Working wider begins with thinking beyond today’s boundaries. Over three posts, we’ll explore how Apple grew by blowing away traditional boundaries of product, service and content strategy .
Stephen Elop, the new CEO of Nokia, recently issued a memo to Nokia employees where he compared their predicament to that of an oil worker trapped on a burning ocean rig. In actuality, the flames licking Elop’s feet are fueled by Apple’s iPhone/iPad and Google’s Android platforms.
Subsequently, Nokia and Microsoft announced they will team up. The first image that comes to my mind is that of Walter Mathau and Jack Lemmon in Grumpy Old Men…but I digress.
As described In Apple Business Strategy 2011, Apple is devoting 2011 to milking profits through incremental improvements to their integrated platforms. By tracing the arc of Apple’s strategy, we can see how they’ve evolved from a traditional hardware platform company (Macintosh) into a fortress of integrated products, services and now content, beginning with the iPod/iTunes combination, now extended by the iPhone and iPad.

RECORDED DATA

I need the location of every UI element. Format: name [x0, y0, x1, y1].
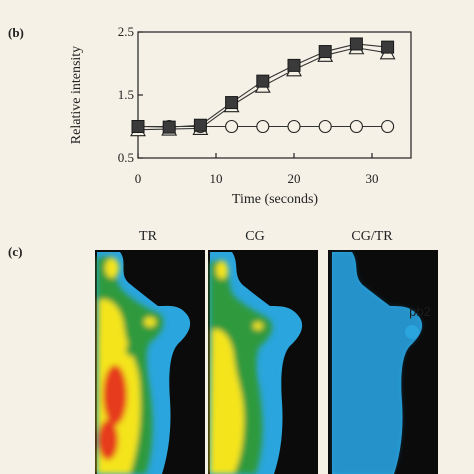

WRITTEN TASKS
(a) Answer these questions about the Apple strategy post:
(i) Who is named as the new CEO of Nokia?
(ii) Which company did Nokia announce it will team up with?
(iii) What is Apple devoting 2011 to?
(b) From the Apple strategy post, extract everything from "Stephen Elop, the" down to "Men…but I digress.".
(c) Extend the post on Apple's business strategy, picking up after its last sentence.
You won't need the listing for anything here.

OUTPUTS
(a)
(i) Stephen Elop
(ii) Microsoft
(iii) Milking profits through incremental improvements to their integrated platforms

(b)
Stephen Elop, the new CEO of Nokia, recently issued a memo to Nokia employees where he compared their predicament to that of an oil worker trapped on a burning ocean rig. In actuality, the flames licking Elop’s feet are fueled by Apple’s iPhone/iPad and Google’s Android platforms.
Subsequently, Nokia and Microsoft announced they will team up. The first image that comes to my mind is that of Walter Mathau and Jack Lemmon in Grumpy Old Men…but I digress.

(c)
Understanding this transformation explains why Apple’s market cap ($325B) is second only to Exxon Mobile. What Apple has uniquely done is remove the artificial distinction between products, services and content. Nokia’s Elop underscores the power of Apple’s strategy in his memo to employees:
“Our competitors aren’t taking our market share with devices; they are taking our market share with an entire ecosystem.”
In three consecutive posts, we’ll explore the cornerstones of Apple’s transformation.
1. Pacing for Profits – Apple sets a deliberately moderate pace that extracts disproportionate profits while simultaneously creating demand “tension” in the marketplace.
2. Create Compelling Customer Experience – Apple platforms create new customer experiences whereas competitors aggregate existing best practices.
3. Passion for Minimalist Perfection – If there is a “secret sauce” that Steve Jobs personally infused into the company, it is his passion for minimalist design and perfection.
Before starting with Pacing for Profits,” let me note that the “how” of strategy is often denigrated as tactics; or at best, strategic alignment. That so misses why Apple is successful. This same thinking separates hardware from software, or products from services. Apple product designs and business strategy teach us that such separations are cognitive conveniences that obfuscate the realities, and indeed, value creation opportunities, offered by a unified perspective and experience.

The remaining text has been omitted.